**Directive**
Every entry must be copied word for word.

**Task input**
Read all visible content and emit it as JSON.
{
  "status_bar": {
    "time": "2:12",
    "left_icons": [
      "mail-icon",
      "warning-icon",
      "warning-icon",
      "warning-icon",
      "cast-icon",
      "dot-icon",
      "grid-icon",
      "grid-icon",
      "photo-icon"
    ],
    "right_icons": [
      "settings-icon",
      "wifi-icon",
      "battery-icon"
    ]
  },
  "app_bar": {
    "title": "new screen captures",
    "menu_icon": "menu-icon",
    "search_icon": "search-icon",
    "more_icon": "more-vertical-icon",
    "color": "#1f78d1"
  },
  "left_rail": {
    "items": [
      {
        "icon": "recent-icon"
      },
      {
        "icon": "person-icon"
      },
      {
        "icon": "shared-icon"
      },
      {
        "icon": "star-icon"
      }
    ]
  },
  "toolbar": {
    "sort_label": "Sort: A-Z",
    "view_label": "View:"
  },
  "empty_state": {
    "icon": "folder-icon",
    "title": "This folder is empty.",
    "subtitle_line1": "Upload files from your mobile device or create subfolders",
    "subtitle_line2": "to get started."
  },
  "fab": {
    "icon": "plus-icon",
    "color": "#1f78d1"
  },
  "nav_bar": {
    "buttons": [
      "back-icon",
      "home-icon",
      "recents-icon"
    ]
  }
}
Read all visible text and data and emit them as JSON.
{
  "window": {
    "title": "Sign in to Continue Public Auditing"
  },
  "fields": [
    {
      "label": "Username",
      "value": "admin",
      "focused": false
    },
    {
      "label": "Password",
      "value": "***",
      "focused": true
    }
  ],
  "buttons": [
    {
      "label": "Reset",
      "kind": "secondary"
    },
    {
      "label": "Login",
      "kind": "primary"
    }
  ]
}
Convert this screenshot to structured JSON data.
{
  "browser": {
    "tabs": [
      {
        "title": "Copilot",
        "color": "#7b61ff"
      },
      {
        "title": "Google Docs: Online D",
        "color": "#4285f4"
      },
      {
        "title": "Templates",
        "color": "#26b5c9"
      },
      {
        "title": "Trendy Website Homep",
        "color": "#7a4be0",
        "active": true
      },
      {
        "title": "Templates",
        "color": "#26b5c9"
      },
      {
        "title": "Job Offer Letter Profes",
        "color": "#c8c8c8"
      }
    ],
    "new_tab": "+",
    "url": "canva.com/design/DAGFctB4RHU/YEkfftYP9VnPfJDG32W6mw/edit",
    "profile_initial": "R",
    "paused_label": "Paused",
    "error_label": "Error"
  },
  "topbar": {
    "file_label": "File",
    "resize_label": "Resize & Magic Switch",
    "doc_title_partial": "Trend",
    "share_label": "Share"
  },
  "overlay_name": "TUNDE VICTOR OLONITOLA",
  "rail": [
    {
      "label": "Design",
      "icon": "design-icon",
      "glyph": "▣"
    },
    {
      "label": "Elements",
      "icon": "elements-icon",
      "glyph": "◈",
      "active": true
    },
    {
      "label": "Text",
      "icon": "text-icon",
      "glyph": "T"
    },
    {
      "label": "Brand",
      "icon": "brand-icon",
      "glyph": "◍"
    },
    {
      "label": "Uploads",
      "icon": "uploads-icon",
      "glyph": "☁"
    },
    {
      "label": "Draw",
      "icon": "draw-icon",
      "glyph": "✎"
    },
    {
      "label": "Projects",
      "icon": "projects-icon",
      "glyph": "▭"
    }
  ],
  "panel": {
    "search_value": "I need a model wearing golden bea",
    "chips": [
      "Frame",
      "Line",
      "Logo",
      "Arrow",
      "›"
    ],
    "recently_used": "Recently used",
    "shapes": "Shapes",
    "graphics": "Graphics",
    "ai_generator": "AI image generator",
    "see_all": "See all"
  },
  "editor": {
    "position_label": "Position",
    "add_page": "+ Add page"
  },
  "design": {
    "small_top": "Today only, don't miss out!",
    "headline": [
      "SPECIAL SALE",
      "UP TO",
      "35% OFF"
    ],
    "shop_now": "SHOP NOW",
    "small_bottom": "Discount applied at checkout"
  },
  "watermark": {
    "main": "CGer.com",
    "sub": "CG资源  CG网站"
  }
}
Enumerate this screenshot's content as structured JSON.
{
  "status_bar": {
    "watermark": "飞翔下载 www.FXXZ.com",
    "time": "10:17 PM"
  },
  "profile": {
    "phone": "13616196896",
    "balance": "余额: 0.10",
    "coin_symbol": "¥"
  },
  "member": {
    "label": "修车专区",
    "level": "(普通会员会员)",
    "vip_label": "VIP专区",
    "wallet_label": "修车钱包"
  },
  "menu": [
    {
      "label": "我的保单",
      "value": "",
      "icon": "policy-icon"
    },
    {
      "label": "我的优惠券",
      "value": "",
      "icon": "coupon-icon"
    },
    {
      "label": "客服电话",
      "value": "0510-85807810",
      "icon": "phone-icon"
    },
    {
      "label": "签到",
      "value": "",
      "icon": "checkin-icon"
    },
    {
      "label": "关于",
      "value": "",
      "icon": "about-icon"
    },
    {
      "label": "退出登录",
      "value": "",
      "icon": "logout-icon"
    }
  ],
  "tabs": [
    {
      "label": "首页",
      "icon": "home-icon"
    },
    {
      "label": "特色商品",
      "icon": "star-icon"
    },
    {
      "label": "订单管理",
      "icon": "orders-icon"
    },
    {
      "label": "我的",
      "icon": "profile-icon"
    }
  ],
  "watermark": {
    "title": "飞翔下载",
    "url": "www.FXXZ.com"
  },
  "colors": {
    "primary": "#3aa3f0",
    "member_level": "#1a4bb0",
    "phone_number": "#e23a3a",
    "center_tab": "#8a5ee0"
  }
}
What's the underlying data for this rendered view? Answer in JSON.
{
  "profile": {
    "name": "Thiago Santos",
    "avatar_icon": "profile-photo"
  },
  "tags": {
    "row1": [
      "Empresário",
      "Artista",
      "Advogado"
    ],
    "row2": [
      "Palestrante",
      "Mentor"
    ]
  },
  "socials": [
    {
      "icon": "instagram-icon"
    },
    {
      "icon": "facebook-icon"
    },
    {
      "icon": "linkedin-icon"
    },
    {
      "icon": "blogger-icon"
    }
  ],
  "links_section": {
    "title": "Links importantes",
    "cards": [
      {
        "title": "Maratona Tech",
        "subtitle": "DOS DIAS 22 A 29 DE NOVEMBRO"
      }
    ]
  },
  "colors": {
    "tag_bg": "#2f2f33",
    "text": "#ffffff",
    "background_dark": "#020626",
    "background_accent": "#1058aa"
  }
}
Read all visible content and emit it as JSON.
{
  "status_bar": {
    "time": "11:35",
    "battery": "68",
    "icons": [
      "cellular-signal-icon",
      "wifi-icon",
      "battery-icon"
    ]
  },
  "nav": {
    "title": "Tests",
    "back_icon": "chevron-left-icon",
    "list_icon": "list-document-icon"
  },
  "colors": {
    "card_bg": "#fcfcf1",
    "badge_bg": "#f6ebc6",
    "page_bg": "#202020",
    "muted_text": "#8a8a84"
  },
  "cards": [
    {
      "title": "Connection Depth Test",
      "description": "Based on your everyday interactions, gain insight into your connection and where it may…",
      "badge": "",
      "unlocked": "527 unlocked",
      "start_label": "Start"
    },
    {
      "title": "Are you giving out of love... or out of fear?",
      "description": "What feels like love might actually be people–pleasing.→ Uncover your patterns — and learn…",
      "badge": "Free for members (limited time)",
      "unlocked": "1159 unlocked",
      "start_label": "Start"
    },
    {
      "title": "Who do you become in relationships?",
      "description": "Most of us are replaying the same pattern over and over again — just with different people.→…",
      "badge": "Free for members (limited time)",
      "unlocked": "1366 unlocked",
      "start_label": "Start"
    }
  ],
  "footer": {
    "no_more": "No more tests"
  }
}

**Written response**
Read all visible content and emit it as JSON.
{
  "status_bar": {
    "time": "2:12",
    "left_icons": [
      "mail-icon",
      "warning-icon",
      "warning-icon",
      "warning-icon",
      "cast-icon",
      "dot-icon",
      "grid-icon",
      "grid-icon",
      "photo-icon"
    ],
    "right_icons": [
      "settings-icon",
      "wifi-icon",
      "battery-icon"
    ]
  },
  "app_bar": {
    "title": "new screen captures",
    "menu_icon": "menu-icon",
    "search_icon": "search-icon",
    "more_icon": "more-vertical-icon",
    "color": "#1f78d1"
  },
  "left_rail": {
    "items": [
      {
        "icon": "recent-icon"
      },
      {
        "icon": "person-icon"
      },
      {
        "icon": "shared-icon"
      },
      {
        "icon": "star-icon"
      }
    ]
  },
  "toolbar": {
    "sort_label": "Sort: A-Z",
    "view_label": "View:"
  },
  "empty_state": {
    "icon": "folder-icon",
    "title": "This folder is empty.",
    "subtitle_line1": "Upload files from your mobile device or create subfolders",
    "subtitle_line2": "to get started."
  },
  "fab": {
    "icon": "plus-icon",
    "color": "#1f78d1"
  },
  "nav_bar": {
    "buttons": [
      "back-icon",
      "home-icon",
      "recents-icon"
    ]
  }
}
Read all visible text and data and emit them as JSON.
{
  "window": {
    "title": "Sign in to Continue Public Auditing"
  },
  "fields": [
    {
      "label": "Username",
      "value": "admin",
      "focused": false
    },
    {
      "label": "Password",
      "value": "***",
      "focused": true
    }
  ],
  "buttons": [
    {
      "label": "Reset",
      "kind": "secondary"
    },
    {
      "label": "Login",
      "kind": "primary"
    }
  ]
}
Convert this screenshot to structured JSON data.
{
  "browser": {
    "tabs": [
      {
        "title": "Copilot",
        "color": "#7b61ff"
      },
      {
        "title": "Google Docs: Online D",
        "color": "#4285f4"
      },
      {
        "title": "Templates",
        "color": "#26b5c9"
      },
      {
        "title": "Trendy Website Homep",
        "color": "#7a4be0",
        "active": true
      },
      {
        "title": "Templates",
        "color": "#26b5c9"
      },
      {
        "title": "Job Offer Letter Profes",
        "color": "#c8c8c8"
      }
    ],
    "new_tab": "+",
    "url": "canva.com/design/DAGFctB4RHU/YEkfftYP9VnPfJDG32W6mw/edit",
    "profile_initial": "R",
    "paused_label": "Paused",
    "error_label": "Error"
  },
  "topbar": {
    "file_label": "File",
    "resize_label": "Resize & Magic Switch",
    "doc_title_partial": "Trend",
    "share_label": "Share"
  },
  "overlay_name": "TUNDE VICTOR OLONITOLA",
  "rail": [
    {
      "label": "Design",
      "icon": "design-icon",
      "glyph": "▣"
    },
    {
      "label": "Elements",
      "icon": "elements-icon",
      "glyph": "◈",
      "active": true
    },
    {
      "label": "Text",
      "icon": "text-icon",
      "glyph": "T"
    },
    {
      "label": "Brand",
      "icon": "brand-icon",
      "glyph": "◍"
    },
    {
      "label": "Uploads",
      "icon": "uploads-icon",
      "glyph": "☁"
    },
    {
      "label": "Draw",
      "icon": "draw-icon",
      "glyph": "✎"
    },
    {
      "label": "Projects",
      "icon": "projects-icon",
      "glyph": "▭"
    }
  ],
  "panel": {
    "search_value": "I need a model wearing golden bea",
    "chips": [
      "Frame",
      "Line",
      "Logo",
      "Arrow",
      "›"
    ],
    "recently_used": "Recently used",
    "shapes": "Shapes",
    "graphics": "Graphics",
    "ai_generator": "AI image generator",
    "see_all": "See all"
  },
  "editor": {
    "position_label": "Position",
    "add_page": "+ Add page"
  },
  "design": {
    "small_top": "Today only, don't miss out!",
    "headline": [
      "SPECIAL SALE",
      "UP TO",
      "35% OFF"
    ],
    "shop_now": "SHOP NOW",
    "small_bottom": "Discount applied at checkout"
  },
  "watermark": {
    "main": "CGer.com",
    "sub": "CG资源  CG网站"
  }
}
Enumerate this screenshot's content as structured JSON.
{
  "status_bar": {
    "watermark": "飞翔下载 www.FXXZ.com",
    "time": "10:17 PM"
  },
  "profile": {
    "phone": "13616196896",
    "balance": "余额: 0.10",
    "coin_symbol": "¥"
  },
  "member": {
    "label": "修车专区",
    "level": "(普通会员会员)",
    "vip_label": "VIP专区",
    "wallet_label": "修车钱包"
  },
  "menu": [
    {
      "label": "我的保单",
      "value": "",
      "icon": "policy-icon"
    },
    {
      "label": "我的优惠券",
      "value": "",
      "icon": "coupon-icon"
    },
    {
      "label": "客服电话",
      "value": "0510-85807810",
      "icon": "phone-icon"
    },
    {
      "label": "签到",
      "value": "",
      "icon": "checkin-icon"
    },
    {
      "label": "关于",
      "value": "",
      "icon": "about-icon"
    },
    {
      "label": "退出登录",
      "value": "",
      "icon": "logout-icon"
    }
  ],
  "tabs": [
    {
      "label": "首页",
      "icon": "home-icon"
    },
    {
      "label": "特色商品",
      "icon": "star-icon"
    },
    {
      "label": "订单管理",
      "icon": "orders-icon"
    },
    {
      "label": "我的",
      "icon": "profile-icon"
    }
  ],
  "watermark": {
    "title": "飞翔下载",
    "url": "www.FXXZ.com"
  },
  "colors": {
    "primary": "#3aa3f0",
    "member_level": "#1a4bb0",
    "phone_number": "#e23a3a",
    "center_tab": "#8a5ee0"
  }
}
What's the underlying data for this rendered view? Answer in JSON.
{
  "profile": {
    "name": "Thiago Santos",
    "avatar_icon": "profile-photo"
  },
  "tags": {
    "row1": [
      "Empresário",
      "Artista",
      "Advogado"
    ],
    "row2": [
      "Palestrante",
      "Mentor"
    ]
  },
  "socials": [
    {
      "icon": "instagram-icon"
    },
    {
      "icon": "facebook-icon"
    },
    {
      "icon": "linkedin-icon"
    },
    {
      "icon": "blogger-icon"
    }
  ],
  "links_section": {
    "title": "Links importantes",
    "cards": [
      {
        "title": "Maratona Tech",
        "subtitle": "DOS DIAS 22 A 29 DE NOVEMBRO"
      }
    ]
  },
  "colors": {
    "tag_bg": "#2f2f33",
    "text": "#ffffff",
    "background_dark": "#020626",
    "background_accent": "#1058aa"
  }
}
Read all visible content and emit it as JSON.
{
  "status_bar": {
    "time": "11:35",
    "battery": "68",
    "icons": [
      "cellular-signal-icon",
      "wifi-icon",
      "battery-icon"
    ]
  },
  "nav": {
    "title": "Tests",
    "back_icon": "chevron-left-icon",
    "list_icon": "list-document-icon"
  },
  "colors": {
    "card_bg": "#fcfcf1",
    "badge_bg": "#f6ebc6",
    "page_bg": "#202020",
    "muted_text": "#8a8a84"
  },
  "cards": [
    {
      "title": "Connection Depth Test",
      "description": "Based on your everyday interactions, gain insight into your connection and where it may…",
      "badge": "",
      "unlocked": "527 unlocked",
      "start_label": "Start"
    },
    {
      "title": "Are you giving out of love... or out of fear?",
      "description": "What feels like love might actually be people–pleasing.→ Uncover your patterns — and learn…",
      "badge": "Free for members (limited time)",
      "unlocked": "1159 unlocked",
      "start_label": "Start"
    },
    {
      "title": "Who do you become in relationships?",
      "description": "Most of us are replaying the same pattern over and over again — just with different people.→…",
      "badge": "Free for members (limited time)",
      "unlocked": "1366 unlocked",
      "start_label": "Start"
    }
  ],
  "footer": {
    "no_more": "No more tests"
  }
}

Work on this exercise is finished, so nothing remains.